→ **TASK OBJECTIVE**:
Collect all lines from the listing that include the string "mais".

╭──

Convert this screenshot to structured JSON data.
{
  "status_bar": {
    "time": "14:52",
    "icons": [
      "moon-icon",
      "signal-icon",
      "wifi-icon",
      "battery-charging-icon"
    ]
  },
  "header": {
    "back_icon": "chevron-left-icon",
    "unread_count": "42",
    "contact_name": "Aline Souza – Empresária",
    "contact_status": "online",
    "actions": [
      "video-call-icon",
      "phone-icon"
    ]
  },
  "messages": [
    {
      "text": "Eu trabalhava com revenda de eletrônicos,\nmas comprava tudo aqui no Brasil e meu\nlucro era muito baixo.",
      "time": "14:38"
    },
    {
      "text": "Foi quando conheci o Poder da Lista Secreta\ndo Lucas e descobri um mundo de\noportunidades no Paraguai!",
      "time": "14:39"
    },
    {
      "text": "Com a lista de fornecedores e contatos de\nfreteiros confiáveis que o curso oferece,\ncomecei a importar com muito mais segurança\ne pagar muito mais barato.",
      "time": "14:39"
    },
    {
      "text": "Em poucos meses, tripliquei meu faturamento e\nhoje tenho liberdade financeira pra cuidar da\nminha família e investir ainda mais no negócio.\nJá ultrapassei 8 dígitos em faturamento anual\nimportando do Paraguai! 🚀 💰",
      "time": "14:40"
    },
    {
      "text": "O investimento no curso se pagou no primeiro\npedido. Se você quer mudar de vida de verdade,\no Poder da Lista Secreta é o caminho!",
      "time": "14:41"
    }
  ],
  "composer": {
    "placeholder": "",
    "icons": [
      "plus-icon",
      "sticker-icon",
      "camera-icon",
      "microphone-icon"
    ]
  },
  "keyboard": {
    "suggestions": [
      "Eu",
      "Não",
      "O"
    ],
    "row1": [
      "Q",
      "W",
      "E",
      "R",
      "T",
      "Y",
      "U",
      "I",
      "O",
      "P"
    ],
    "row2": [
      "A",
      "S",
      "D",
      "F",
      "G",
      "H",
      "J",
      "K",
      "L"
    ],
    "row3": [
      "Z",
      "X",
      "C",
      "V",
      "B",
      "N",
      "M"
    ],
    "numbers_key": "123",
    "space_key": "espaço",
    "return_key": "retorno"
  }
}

╰──

→ **CORRECT ANSWER**:
      "text": "Com a lista de fornecedores e contatos de\nfreteiros confiáveis que o curso oferece,\ncomecei a importar com muito mais segurança\ne pagar muito mais barato.",
      "text": "Em poucos meses, tripliquei meu faturamento e\nhoje tenho liberdade financeira pra cuidar da\nminha família e investir ainda mais no negócio.\nJá ultrapassei 8 dígitos em faturamento anual\nimportando do Paraguai! 🚀 💰",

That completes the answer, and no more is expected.